**TEXT UNDER STUDY**
It should be recognized that even if radiation-induced autophagy was solely cytoprotective in function, this cytoprotective form of autophagy could not uniformly represent a mechanism of resistance, since essentially all tumors undergo autophagy in response to radiation treatment and not all tumors present with radiation resistance (a degree of cell death is still observed). One possibility is that some unique (but as yet unidentified) characteristics can determine when radiation-induced cytoprotective autophagy actually confers radiation resistance, rather than simply shifting the dose-response curve for radiation sensitivity. Since the protective function of autophagy is generally considered to be a consequence of interference with apoptosis, radiation resistance could be related to this intrinsic function. A related possibility is that radiation resistance only occurs when the autophagy is durable while a transient cytoprotective outcome would not be capable of conferring actual radioresistance due to the inevitable outcome of apoptotic tumor cell death.

In our previously published studies, we identified the “nonprotective” form of autophagy. As is also the case for cytoprotective autophagy, this is a functional definition, where autophagy is induced in response to radiation treatment (or chemotherapy), but where subsequent inhibition of autophagy fails to alter radiation sensitivity (26 ). Eng et al. demonstrated that both pharmacological inhibition of autophagy with CQ and Lys01, and genetic inhibition by genome editing of ATG7, did not alter sensitivity to radiation (or 30 different chemotherapies) of KRAS mutant tumors in vitro and in vivo. Furthermore, they were able to show that CQ-mediated sensitization was independent of autophagy, suggesting the antiproliferative effects may be due to modulation of off-target effects (27, 38 ). Similarly, studies performed by Schaaf et al. demonstrated that radiosensitization effects of CQ, 3-MA and ATG7 deficiency were independent of canonical autophagy pathways and may involve effects on lysosomal degradation (39 ). Further analyzing these studies by Schaaf et al. (39 ), pharmacological inhibition with CQ and 3MA did not alter radiosensitivity in MDA-MB-231 breast tumor cells when exposed to 5.6 Gy; however, work done by Chaachouay et al. (16 ) showed that autophagy inhibition with similar concentrations of CQ and 3MA was sufficient to radiosensitize the same MDA-MB231 cell line exposed up to 5 Gy. These contradictory observations present a conundrum within the field when the same cell line, exposed to similar radiation doses and concentrations of the autophagy inhibitor, can produce two divergent responses, leading to opposing conclusions relating to the role of autophagy. In a seminal article by Michaud et al. (138 ), autophagy that was induced in colorectal cancer cells by oxaliplatin or mitoxantrone proved to be nonprotective in function, in that silencing of the autophagy gene, ATG7, failed to influence drug sensitivity in the tumor cells in vitro. However, these studies did not include radiation.

**RECORD EXCERPTS**
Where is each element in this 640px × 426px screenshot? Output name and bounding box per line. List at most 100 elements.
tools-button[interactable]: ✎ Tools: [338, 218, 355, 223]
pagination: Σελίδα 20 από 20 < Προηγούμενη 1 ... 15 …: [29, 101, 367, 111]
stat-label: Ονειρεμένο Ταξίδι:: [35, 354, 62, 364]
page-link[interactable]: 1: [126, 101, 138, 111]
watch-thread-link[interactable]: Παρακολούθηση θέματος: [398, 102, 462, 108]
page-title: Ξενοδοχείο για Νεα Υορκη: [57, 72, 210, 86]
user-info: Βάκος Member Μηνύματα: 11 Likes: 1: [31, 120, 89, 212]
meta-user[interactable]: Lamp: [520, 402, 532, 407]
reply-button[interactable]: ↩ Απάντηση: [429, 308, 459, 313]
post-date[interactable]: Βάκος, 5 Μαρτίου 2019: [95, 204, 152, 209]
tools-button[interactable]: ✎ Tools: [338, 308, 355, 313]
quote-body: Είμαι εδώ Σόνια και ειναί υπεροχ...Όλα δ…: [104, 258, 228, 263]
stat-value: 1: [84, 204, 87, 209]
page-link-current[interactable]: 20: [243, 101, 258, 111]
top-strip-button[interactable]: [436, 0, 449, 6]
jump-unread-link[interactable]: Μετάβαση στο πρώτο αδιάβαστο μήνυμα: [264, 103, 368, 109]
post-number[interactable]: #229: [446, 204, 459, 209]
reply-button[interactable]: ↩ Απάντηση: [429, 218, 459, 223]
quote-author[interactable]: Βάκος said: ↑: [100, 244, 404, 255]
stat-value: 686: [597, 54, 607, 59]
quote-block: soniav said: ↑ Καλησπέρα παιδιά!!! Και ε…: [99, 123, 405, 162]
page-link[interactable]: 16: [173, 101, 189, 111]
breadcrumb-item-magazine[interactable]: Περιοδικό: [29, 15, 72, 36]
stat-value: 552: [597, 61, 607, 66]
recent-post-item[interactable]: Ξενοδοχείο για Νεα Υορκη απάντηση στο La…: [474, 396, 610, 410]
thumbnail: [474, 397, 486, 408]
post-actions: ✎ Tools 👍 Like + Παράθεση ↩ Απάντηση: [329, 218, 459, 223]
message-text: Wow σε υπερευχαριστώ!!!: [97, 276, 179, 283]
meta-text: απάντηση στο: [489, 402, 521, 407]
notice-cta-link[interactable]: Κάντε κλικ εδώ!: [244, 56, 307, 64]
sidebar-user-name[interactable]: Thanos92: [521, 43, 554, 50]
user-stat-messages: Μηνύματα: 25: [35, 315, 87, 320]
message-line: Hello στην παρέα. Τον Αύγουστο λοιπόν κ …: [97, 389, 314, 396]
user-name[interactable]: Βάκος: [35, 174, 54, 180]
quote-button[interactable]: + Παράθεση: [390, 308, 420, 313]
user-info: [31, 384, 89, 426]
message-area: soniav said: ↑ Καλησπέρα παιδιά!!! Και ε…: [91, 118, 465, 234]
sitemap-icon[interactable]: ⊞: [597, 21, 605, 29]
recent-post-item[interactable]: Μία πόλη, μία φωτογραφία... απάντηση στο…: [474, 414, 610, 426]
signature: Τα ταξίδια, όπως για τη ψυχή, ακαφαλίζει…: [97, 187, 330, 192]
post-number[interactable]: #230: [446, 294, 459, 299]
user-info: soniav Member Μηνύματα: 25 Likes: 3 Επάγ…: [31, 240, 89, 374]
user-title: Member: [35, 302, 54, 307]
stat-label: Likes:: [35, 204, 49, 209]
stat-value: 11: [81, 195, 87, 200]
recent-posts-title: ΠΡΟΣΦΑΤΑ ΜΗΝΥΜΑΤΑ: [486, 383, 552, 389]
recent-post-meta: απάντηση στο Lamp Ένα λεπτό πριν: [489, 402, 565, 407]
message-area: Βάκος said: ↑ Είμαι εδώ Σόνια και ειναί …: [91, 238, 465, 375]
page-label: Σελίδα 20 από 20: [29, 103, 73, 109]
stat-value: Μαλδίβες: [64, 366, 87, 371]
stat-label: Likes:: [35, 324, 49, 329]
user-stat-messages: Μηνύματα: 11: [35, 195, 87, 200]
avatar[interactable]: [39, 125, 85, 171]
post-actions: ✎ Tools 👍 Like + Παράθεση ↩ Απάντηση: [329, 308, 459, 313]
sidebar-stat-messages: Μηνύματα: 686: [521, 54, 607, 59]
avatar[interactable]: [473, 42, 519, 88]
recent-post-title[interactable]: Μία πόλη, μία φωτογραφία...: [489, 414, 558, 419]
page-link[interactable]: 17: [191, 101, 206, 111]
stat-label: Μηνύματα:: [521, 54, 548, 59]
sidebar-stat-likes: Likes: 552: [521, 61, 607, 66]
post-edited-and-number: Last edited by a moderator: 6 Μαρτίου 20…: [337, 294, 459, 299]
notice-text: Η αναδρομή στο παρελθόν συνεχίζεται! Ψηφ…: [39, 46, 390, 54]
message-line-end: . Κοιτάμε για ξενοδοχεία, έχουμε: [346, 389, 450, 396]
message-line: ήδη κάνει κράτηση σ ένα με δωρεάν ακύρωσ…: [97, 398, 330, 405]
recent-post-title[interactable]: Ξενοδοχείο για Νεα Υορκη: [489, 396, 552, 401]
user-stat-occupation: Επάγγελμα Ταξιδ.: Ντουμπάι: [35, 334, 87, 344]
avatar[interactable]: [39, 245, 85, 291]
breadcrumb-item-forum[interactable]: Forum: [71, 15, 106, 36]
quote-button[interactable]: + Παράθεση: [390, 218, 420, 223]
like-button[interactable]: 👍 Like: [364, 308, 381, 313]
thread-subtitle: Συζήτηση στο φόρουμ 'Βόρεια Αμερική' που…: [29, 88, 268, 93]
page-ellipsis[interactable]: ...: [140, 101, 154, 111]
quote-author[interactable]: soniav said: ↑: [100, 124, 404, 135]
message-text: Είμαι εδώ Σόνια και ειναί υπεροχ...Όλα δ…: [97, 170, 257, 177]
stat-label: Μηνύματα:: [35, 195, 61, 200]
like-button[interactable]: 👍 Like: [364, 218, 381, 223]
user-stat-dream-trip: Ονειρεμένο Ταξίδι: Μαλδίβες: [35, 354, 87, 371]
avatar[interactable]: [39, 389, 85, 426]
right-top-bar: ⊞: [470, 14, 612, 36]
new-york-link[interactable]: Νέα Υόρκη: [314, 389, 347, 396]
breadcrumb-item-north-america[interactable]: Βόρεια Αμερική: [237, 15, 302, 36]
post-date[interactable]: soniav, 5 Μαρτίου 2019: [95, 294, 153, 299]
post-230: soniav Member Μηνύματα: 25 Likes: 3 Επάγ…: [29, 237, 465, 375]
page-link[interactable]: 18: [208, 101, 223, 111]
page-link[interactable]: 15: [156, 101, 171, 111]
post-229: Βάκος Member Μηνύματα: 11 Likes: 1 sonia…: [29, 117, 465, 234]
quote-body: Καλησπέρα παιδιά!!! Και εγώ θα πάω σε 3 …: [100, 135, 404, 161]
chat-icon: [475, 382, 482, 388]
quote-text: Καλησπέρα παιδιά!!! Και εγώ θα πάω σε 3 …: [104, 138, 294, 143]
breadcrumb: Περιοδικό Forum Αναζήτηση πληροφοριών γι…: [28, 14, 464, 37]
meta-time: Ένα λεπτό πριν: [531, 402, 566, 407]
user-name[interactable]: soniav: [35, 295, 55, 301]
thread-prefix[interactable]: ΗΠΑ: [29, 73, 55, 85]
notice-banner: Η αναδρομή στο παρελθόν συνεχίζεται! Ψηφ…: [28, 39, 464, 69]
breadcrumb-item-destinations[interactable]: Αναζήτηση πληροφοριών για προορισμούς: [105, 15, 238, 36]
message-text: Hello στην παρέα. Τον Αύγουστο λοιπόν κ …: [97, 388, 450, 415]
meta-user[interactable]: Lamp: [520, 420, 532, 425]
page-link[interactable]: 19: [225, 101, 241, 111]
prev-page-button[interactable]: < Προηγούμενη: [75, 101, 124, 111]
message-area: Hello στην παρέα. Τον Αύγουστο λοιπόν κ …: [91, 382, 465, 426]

**ASSIGNED TASK A**
In the text on radiation-induced autophagy, which two drugs did Michaud et al. use to induce autophagy in colorectal cancer cells?
**ASSIGNED TASK B**
Carry on the text on radiation-induced autophagy from its final sentence.

**RESPONSE BOX A**
Oxaliplatin and mitoxantrone.

**RESPONSE BOX B**
Intriguingly, work by Cechakova et al. suggested that Lys05, an autophagy inhibitor, could radiosensitize H1299 (p53-null) cells, suggesting a cytoprotective autophagic function (40 ). However, in fact, a close examination of data reveals that sensitization, if any, is at best modest, and unlikely to be therapeutically relevant, indicating that the autophagy is likely acting in a nonprotective fashion. This observation actually serves to confirm findings from our own laboratory where we reported radiation-induced nonprotective autophagy in the same H1299 (p53-null) cells, i.e., wherein autophagy inhibition likewise failed to alter radiosensitivity (8 ).

Massive tumor growth can lead to low oxygen environments, resulting in hypoxia and in nutrient deprivation, common hallmarks of solid tumors, ultimately contributing to cellular damage (41 ). Cells can upregulate autophagy under such stressful conditions to prevent accumulation of damaged organelles by removing and recycling cellular content (42, 43 ) Hypoxia often interferes with the effectiveness of anti-cancer therapies. The degree of oxygenation of a tumor can determine the cytotoxicity of radiation; thus, hypoxic environments can contribute to radioresistance (44 ). Under hypoxic conditions, a number of intracellular pathways are upregulated to allow tumor adaptation, such as that involving hypoxia-inducible factor 1α (HIF-1α). HIF-1α is a major sensor of hypoxic conditions and is activated to allow cells to adapt and survive under low-oxygen environments; moreover, in tumor cells, activation of this pathway acts as a survival mechanism to evade apoptotic cell death and contribute to resistance (44 ). Hypoxia and HIF-1α can also contribute to autophagy induction, allowing for cells to remove damaged dysfunctional organelles, such as the mitochondria (44, 45 ). Work by Zhong et al. demonstrated that deletion of HIF-1α in MCF-7 breast cancer cells significantly increased radiosensitivity while decreasing autophagy when irradiated (45 ). Similarly, Sun et al. showed that under hypoxic conditions, HIF-1α induces autophagy and reduces radiosensitivity in human colorectal cancer cell lines (46 ). Noman et al. showed that lung carcinoma cells under hypoxic conditions upregulated autophagy to evade CTL-mediated lysis (47 ). Furthermore, autophagy inhibition was sufficient to reduce tumor growth and increase apoptosis in mice transplanted with B16 melanoma cells. These studies provide evidence to support the conclusion that at least in the case of hypoxia, autophagy induction may, in fact, mediate cell autonomous effects (i.e., directly in the tumor), as well as cell non-autonomous effects, through modulation of the immune system.

Studies in our laboratory examining the functional role of autophagy in radiation sensitivity showed that inhibition of radiation-induced autophagy generally did not alter radiation sensitivity or radiation-induced ROS levels. In fact, it appears that p53 status influenced radiation sensitivity through the promotion of senescence (26 ). Taken together, the frequent lack of alteration in radiosensitivity exhibited when autophagy inhibition is combined with radiation suggests that autophagy frequently plays a nonprotective function and may not be the primary protective mechanism contributing to loss of radiosensitivity.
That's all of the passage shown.